*Problem statement*:
Output the full material exactly as it appears here.

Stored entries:
━━━━━━━━━━━━━━━━━━━━

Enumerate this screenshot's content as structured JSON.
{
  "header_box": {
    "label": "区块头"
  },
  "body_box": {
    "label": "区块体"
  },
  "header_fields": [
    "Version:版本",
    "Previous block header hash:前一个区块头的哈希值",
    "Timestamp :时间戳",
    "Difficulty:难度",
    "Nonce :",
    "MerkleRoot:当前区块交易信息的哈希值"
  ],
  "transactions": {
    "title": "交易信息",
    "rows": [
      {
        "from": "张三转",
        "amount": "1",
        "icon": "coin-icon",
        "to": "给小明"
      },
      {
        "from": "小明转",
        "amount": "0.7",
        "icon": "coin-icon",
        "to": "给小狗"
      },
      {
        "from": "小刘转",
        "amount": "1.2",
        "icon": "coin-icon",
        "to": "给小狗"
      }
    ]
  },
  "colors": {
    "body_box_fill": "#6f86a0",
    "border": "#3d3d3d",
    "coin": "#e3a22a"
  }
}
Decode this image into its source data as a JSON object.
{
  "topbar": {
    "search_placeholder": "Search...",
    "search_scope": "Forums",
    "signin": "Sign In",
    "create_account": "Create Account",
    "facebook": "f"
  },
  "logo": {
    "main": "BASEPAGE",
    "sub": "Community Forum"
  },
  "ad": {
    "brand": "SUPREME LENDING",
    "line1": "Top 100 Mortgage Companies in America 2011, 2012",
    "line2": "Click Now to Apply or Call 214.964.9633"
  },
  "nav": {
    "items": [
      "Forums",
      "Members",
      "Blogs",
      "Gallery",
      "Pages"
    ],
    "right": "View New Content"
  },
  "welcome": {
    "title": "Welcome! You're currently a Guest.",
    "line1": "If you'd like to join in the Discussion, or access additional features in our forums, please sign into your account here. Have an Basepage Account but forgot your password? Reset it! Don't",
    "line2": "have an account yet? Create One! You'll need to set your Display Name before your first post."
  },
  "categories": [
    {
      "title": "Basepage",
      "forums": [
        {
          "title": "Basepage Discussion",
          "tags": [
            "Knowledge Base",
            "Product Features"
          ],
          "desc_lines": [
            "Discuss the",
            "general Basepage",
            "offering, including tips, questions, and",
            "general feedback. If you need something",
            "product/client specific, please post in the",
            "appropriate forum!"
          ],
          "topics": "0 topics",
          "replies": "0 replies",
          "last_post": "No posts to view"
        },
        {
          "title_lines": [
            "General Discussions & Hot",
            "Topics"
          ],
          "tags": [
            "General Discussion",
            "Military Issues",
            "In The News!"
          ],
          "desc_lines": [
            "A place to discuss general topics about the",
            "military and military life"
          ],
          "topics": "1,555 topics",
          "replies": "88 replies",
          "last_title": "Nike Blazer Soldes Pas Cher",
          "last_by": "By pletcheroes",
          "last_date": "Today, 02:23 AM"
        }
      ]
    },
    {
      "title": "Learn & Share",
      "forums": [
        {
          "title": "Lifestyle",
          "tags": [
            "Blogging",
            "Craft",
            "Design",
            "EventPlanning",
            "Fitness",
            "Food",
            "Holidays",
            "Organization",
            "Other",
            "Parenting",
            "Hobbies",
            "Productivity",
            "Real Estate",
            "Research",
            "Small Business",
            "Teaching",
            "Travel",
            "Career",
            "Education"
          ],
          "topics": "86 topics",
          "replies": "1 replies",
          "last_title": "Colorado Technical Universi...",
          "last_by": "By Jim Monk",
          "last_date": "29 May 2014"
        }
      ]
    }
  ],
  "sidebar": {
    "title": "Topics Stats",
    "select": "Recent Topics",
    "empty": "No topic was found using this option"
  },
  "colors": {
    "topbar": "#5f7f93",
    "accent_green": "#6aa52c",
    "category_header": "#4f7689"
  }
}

━━━━━━━━━━━━━━━━━━━━

*Answer to the problem*:
Enumerate this screenshot's content as structured JSON.
{
  "header_box": {
    "label": "区块头"
  },
  "body_box": {
    "label": "区块体"
  },
  "header_fields": [
    "Version:版本",
    "Previous block header hash:前一个区块头的哈希值",
    "Timestamp :时间戳",
    "Difficulty:难度",
    "Nonce :",
    "MerkleRoot:当前区块交易信息的哈希值"
  ],
  "transactions": {
    "title": "交易信息",
    "rows": [
      {
        "from": "张三转",
        "amount": "1",
        "icon": "coin-icon",
        "to": "给小明"
      },
      {
        "from": "小明转",
        "amount": "0.7",
        "icon": "coin-icon",
        "to": "给小狗"
      },
      {
        "from": "小刘转",
        "amount": "1.2",
        "icon": "coin-icon",
        "to": "给小狗"
      }
    ]
  },
  "colors": {
    "body_box_fill": "#6f86a0",
    "border": "#3d3d3d",
    "coin": "#e3a22a"
  }
}
Decode this image into its source data as a JSON object.
{
  "topbar": {
    "search_placeholder": "Search...",
    "search_scope": "Forums",
    "signin": "Sign In",
    "create_account": "Create Account",
    "facebook": "f"
  },
  "logo": {
    "main": "BASEPAGE",
    "sub": "Community Forum"
  },
  "ad": {
    "brand": "SUPREME LENDING",
    "line1": "Top 100 Mortgage Companies in America 2011, 2012",
    "line2": "Click Now to Apply or Call 214.964.9633"
  },
  "nav": {
    "items": [
      "Forums",
      "Members",
      "Blogs",
      "Gallery",
      "Pages"
    ],
    "right": "View New Content"
  },
  "welcome": {
    "title": "Welcome! You're currently a Guest.",
    "line1": "If you'd like to join in the Discussion, or access additional features in our forums, please sign into your account here. Have an Basepage Account but forgot your password? Reset it! Don't",
    "line2": "have an account yet? Create One! You'll need to set your Display Name before your first post."
  },
  "categories": [
    {
      "title": "Basepage",
      "forums": [
        {
          "title": "Basepage Discussion",
          "tags": [
            "Knowledge Base",
            "Product Features"
          ],
          "desc_lines": [
            "Discuss the",
            "general Basepage",
            "offering, including tips, questions, and",
            "general feedback. If you need something",
            "product/client specific, please post in the",
            "appropriate forum!"
          ],
          "topics": "0 topics",
          "replies": "0 replies",
          "last_post": "No posts to view"
        },
        {
          "title_lines": [
            "General Discussions & Hot",
            "Topics"
          ],
          "tags": [
            "General Discussion",
            "Military Issues",
            "In The News!"
          ],
          "desc_lines": [
            "A place to discuss general topics about the",
            "military and military life"
          ],
          "topics": "1,555 topics",
          "replies": "88 replies",
          "last_title": "Nike Blazer Soldes Pas Cher",
          "last_by": "By pletcheroes",
          "last_date": "Today, 02:23 AM"
        }
      ]
    },
    {
      "title": "Learn & Share",
      "forums": [
        {
          "title": "Lifestyle",
          "tags": [
            "Blogging",
            "Craft",
            "Design",
            "EventPlanning",
            "Fitness",
            "Food",
            "Holidays",
            "Organization",
            "Other",
            "Parenting",
            "Hobbies",
            "Productivity",
            "Real Estate",
            "Research",
            "Small Business",
            "Teaching",
            "Travel",
            "Career",
            "Education"
          ],
          "topics": "86 topics",
          "replies": "1 replies",
          "last_title": "Colorado Technical Universi...",
          "last_by": "By Jim Monk",
          "last_date": "29 May 2014"
        }
      ]
    }
  ],
  "sidebar": {
    "title": "Topics Stats",
    "select": "Recent Topics",
    "empty": "No topic was found using this option"
  },
  "colors": {
    "topbar": "#5f7f93",
    "accent_green": "#6aa52c",
    "category_header": "#4f7689"
  }
}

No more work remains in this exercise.